Problem details: Extract all lines in the data that contain the word "sortie".

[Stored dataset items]
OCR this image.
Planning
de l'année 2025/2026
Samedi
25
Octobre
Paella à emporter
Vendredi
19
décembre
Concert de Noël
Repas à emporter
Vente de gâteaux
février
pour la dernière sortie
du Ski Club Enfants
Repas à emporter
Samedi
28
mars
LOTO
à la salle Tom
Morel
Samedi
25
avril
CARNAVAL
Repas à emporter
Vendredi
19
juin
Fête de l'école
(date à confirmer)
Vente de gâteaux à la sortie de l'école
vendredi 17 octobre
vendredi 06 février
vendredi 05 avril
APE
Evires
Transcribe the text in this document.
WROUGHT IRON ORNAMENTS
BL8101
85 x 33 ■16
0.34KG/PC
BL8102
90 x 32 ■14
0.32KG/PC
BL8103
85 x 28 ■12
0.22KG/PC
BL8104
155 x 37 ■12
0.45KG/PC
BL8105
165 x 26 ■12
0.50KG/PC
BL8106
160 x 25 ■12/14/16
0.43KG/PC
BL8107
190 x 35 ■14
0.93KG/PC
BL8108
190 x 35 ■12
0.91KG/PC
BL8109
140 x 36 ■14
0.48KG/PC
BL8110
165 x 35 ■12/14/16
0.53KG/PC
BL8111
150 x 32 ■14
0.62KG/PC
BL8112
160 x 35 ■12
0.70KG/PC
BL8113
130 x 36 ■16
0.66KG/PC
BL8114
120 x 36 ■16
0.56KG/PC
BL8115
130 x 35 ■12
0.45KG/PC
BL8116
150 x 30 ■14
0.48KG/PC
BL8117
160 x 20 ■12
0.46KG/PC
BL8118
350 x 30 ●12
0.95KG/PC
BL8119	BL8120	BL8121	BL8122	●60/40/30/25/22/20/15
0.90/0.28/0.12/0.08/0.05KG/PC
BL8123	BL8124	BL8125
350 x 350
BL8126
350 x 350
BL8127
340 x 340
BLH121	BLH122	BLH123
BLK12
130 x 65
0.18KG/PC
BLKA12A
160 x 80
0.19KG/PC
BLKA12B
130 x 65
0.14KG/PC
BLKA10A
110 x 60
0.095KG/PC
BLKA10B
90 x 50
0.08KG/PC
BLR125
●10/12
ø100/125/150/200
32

Output of the task:
pour la dernière sortie
Vente de gâteaux à la sortie de l'école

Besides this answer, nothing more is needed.